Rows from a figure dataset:
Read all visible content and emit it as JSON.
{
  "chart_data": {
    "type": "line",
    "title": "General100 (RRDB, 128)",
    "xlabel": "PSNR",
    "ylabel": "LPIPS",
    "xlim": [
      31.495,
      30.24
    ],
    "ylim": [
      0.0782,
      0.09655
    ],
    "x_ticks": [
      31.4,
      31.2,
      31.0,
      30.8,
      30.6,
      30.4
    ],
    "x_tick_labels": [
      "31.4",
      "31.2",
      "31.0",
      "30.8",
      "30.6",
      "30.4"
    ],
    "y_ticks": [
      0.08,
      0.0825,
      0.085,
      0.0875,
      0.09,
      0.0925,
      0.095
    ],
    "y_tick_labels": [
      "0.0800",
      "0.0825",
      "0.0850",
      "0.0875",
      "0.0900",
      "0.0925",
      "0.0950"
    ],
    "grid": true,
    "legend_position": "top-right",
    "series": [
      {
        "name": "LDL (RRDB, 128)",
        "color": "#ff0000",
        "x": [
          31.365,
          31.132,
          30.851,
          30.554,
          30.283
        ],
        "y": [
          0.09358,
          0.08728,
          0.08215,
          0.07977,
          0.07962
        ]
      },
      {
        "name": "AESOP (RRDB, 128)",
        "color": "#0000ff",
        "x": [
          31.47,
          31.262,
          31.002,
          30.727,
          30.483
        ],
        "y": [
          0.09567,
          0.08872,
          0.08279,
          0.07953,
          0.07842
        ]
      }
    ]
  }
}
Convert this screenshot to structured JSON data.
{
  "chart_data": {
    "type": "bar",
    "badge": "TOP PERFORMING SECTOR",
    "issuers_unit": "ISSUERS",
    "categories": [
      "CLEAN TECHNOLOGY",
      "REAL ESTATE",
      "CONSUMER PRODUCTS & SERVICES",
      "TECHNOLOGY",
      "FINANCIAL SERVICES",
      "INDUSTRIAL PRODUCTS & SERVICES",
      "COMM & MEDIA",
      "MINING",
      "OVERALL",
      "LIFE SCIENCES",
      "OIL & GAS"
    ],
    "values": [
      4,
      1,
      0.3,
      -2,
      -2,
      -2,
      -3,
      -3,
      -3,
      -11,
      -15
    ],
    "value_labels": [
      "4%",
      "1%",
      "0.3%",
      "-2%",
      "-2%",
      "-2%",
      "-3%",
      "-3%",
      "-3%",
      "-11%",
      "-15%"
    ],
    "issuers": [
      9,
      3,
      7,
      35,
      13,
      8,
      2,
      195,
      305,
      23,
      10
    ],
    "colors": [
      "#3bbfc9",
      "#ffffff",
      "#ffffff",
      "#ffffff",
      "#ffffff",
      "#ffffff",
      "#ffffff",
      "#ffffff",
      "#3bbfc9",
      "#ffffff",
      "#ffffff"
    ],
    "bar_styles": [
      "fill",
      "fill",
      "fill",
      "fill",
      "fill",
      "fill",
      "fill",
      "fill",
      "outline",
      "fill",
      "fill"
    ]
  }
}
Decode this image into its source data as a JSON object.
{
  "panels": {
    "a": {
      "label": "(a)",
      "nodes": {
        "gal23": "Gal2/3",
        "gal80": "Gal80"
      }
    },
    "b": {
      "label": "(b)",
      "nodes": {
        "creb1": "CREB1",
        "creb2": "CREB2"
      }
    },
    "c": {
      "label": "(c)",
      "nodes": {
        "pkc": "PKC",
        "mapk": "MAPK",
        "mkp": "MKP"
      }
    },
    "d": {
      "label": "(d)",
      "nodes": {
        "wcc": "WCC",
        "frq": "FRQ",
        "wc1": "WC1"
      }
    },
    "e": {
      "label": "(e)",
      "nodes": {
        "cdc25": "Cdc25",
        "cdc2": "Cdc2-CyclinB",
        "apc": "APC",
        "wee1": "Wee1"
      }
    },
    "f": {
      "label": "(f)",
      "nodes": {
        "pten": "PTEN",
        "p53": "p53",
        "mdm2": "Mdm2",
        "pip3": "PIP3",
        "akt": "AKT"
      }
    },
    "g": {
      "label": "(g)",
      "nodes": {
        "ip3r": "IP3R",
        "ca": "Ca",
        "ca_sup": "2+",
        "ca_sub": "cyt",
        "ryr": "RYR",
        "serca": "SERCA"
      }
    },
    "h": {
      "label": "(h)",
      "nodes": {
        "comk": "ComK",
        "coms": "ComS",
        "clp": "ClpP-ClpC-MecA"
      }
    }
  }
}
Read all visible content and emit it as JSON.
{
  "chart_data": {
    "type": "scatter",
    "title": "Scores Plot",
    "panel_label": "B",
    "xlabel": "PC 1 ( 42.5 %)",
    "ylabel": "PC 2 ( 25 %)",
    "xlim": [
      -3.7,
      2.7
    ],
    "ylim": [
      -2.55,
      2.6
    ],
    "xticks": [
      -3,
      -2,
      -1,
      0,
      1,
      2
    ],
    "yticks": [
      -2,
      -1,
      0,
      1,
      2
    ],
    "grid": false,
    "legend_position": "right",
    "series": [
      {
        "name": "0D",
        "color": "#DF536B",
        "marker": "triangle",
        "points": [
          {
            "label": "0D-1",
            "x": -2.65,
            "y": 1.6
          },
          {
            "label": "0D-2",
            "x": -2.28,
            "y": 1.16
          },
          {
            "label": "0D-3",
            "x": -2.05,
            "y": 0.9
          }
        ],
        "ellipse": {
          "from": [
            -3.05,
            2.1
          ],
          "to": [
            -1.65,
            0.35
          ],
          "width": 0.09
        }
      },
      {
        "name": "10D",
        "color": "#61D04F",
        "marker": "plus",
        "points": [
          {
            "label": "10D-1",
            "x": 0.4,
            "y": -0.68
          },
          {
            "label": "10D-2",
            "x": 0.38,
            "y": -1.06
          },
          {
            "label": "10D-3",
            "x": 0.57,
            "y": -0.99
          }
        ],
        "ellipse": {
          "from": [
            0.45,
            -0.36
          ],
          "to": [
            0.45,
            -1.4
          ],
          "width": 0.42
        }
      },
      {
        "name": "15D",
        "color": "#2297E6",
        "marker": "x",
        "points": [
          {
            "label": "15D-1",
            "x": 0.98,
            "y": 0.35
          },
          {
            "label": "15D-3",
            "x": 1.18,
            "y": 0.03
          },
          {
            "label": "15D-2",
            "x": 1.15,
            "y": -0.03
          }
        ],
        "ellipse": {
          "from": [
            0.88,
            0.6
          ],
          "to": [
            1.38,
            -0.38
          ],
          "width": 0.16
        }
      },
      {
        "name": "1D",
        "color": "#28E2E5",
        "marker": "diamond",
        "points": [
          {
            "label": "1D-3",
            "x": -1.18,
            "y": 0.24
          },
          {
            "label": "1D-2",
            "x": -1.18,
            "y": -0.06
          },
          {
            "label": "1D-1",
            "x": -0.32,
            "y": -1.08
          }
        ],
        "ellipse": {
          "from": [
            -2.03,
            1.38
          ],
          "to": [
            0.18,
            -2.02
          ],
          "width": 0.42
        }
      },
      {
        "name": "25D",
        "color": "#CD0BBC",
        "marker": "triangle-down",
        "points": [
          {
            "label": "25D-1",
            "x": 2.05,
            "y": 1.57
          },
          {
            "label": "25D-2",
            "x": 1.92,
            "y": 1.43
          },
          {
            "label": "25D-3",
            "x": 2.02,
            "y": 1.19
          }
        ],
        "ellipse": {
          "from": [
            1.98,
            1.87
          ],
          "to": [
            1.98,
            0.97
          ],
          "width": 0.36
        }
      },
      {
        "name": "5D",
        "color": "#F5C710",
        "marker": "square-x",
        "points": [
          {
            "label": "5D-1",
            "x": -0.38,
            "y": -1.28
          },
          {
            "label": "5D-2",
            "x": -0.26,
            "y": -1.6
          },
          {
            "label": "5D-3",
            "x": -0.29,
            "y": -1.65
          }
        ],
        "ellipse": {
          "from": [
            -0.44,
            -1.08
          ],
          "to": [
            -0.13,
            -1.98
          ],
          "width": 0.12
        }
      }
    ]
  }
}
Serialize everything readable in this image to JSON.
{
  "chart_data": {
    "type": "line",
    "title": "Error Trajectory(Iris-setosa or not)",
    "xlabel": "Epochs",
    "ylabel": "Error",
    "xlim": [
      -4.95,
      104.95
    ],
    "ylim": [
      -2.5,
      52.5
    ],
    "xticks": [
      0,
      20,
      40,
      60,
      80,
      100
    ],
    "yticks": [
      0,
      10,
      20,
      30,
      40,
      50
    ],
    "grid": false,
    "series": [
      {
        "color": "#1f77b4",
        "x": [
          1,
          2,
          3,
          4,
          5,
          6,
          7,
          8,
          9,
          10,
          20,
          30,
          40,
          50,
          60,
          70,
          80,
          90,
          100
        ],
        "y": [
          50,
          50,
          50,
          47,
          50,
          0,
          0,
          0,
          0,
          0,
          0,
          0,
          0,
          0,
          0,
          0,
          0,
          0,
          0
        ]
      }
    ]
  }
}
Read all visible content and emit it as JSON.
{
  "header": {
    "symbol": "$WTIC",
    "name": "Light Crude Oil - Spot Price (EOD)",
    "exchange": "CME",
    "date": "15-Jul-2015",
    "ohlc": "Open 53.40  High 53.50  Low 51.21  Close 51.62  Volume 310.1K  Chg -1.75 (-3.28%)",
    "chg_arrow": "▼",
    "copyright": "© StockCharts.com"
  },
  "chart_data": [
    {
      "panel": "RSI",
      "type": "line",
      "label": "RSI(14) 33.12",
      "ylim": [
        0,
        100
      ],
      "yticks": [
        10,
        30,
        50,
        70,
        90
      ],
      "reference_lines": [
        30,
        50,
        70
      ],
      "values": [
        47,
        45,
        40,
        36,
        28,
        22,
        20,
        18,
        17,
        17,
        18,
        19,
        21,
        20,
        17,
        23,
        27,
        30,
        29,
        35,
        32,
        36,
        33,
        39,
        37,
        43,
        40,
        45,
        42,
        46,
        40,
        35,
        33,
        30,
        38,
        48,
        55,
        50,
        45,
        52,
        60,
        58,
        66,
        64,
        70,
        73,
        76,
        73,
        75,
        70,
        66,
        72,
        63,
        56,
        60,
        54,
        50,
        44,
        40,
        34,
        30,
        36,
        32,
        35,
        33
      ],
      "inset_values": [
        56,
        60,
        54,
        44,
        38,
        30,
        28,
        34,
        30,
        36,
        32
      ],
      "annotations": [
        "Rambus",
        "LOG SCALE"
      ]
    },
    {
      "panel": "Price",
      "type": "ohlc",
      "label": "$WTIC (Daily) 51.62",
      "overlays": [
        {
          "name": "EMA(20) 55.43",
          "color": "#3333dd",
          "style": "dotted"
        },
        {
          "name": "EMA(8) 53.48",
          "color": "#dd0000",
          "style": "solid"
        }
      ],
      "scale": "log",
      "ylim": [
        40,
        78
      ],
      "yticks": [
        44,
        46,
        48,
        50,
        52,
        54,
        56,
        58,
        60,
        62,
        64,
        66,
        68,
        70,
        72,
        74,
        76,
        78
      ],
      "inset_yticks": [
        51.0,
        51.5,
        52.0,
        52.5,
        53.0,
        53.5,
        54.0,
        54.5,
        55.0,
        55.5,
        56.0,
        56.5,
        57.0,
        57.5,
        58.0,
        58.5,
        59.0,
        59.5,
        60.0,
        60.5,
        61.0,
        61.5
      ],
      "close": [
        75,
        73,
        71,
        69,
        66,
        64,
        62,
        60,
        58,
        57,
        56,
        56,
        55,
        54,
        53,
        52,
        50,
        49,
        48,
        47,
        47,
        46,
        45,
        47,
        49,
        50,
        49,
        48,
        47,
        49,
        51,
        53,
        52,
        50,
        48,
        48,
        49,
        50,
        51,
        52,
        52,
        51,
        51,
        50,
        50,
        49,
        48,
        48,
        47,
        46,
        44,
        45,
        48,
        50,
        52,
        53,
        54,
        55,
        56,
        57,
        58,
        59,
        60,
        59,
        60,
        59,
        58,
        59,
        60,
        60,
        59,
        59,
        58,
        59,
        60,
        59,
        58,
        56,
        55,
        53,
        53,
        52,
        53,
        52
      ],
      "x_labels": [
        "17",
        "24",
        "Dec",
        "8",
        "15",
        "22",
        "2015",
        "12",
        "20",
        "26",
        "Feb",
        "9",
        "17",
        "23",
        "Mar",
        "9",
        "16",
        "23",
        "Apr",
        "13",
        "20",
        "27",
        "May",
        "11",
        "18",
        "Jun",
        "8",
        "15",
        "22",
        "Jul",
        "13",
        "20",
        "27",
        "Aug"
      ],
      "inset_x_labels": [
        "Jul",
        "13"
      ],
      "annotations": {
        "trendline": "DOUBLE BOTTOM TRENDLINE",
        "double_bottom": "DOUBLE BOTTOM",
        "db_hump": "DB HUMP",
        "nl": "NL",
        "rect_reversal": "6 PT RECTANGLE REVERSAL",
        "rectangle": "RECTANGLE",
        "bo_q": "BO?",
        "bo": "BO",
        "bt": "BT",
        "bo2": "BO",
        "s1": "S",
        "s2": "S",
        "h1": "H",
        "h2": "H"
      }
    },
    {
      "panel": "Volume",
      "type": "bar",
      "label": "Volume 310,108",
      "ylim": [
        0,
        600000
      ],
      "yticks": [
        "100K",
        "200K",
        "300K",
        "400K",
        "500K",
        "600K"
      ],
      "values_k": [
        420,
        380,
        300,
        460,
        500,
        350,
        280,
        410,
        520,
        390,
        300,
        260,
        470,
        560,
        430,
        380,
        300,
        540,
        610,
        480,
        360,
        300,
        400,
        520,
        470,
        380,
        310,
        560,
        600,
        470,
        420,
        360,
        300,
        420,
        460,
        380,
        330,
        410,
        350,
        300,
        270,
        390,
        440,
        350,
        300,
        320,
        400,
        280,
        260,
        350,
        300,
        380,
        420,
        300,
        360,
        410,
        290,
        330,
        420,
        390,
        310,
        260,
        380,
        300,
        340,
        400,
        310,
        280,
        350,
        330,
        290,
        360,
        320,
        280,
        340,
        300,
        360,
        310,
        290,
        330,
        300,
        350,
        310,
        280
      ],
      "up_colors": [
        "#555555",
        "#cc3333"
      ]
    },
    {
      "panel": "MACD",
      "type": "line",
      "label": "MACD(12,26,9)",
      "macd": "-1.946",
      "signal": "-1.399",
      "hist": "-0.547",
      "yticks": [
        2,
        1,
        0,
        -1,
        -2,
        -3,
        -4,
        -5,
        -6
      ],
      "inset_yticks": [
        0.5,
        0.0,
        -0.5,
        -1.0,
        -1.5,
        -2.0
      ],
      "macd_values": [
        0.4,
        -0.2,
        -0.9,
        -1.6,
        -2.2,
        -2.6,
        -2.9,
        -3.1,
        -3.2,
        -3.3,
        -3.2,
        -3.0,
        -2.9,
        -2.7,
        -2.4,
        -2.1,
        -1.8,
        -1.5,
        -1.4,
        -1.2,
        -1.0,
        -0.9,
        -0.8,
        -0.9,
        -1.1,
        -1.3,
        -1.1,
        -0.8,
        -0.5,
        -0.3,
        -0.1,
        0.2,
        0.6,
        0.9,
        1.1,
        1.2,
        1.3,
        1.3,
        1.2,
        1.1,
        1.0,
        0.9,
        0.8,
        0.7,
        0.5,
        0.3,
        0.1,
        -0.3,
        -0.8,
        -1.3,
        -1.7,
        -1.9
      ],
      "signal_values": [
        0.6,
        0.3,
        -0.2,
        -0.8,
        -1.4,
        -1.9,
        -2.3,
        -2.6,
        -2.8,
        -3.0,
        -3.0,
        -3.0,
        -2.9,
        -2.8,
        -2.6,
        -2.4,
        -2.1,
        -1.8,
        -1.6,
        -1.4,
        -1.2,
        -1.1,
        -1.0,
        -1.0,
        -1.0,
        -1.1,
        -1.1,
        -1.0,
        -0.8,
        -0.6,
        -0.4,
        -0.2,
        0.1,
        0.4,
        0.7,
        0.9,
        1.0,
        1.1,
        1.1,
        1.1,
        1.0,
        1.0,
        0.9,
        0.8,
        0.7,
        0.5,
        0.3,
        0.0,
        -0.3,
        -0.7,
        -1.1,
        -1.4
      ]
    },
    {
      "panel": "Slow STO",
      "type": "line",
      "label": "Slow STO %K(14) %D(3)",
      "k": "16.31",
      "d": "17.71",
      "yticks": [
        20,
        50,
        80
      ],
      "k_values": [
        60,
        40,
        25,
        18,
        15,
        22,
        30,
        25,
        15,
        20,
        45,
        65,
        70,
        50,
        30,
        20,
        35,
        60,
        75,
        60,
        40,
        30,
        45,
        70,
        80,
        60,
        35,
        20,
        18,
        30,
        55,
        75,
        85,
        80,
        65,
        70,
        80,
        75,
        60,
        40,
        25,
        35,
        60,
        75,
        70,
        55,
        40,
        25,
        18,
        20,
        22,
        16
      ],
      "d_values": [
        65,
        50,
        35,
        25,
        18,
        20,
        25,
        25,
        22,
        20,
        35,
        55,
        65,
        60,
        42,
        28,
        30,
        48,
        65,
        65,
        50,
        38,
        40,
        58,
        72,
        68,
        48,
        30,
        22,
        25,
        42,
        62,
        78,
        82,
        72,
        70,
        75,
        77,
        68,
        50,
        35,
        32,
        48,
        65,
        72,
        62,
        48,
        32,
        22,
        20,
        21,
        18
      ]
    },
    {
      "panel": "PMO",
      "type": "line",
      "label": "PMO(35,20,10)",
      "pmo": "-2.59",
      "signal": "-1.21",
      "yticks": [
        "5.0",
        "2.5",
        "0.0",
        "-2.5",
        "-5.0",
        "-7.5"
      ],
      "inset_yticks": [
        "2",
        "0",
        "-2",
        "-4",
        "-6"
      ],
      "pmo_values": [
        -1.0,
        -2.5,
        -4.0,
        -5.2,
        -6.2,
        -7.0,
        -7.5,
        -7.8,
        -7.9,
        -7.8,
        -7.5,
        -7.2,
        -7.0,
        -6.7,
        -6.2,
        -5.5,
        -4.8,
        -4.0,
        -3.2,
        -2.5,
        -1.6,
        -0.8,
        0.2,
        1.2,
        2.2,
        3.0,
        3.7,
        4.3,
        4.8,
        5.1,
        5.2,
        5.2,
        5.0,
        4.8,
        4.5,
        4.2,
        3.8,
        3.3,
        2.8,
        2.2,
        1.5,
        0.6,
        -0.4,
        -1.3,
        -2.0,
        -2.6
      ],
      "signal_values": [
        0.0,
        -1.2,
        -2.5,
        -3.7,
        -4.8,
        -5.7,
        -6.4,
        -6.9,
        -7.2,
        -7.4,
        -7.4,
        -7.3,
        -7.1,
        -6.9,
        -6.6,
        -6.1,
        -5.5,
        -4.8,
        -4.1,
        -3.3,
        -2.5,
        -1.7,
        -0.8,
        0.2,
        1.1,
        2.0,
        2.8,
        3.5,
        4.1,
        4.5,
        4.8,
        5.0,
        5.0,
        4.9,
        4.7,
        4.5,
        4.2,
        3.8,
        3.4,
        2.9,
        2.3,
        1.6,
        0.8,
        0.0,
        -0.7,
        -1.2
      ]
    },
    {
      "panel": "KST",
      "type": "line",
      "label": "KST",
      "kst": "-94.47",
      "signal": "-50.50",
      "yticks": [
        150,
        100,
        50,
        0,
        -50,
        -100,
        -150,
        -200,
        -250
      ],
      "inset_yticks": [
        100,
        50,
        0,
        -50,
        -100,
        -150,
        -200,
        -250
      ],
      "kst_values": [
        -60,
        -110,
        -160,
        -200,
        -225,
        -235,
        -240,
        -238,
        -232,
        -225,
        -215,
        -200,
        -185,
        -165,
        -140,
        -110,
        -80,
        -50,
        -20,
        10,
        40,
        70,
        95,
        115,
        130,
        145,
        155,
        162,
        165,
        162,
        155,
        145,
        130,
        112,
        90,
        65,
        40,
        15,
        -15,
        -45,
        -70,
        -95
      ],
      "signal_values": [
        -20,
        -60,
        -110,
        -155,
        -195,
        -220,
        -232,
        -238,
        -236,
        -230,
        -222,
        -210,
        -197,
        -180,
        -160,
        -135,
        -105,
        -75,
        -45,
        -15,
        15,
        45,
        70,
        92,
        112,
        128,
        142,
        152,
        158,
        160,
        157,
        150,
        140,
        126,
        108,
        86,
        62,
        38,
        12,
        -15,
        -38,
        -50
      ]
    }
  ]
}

→ Task to carry out
State how many lines above include the word "RECTANGLE", and nothing more.

→ Full response
2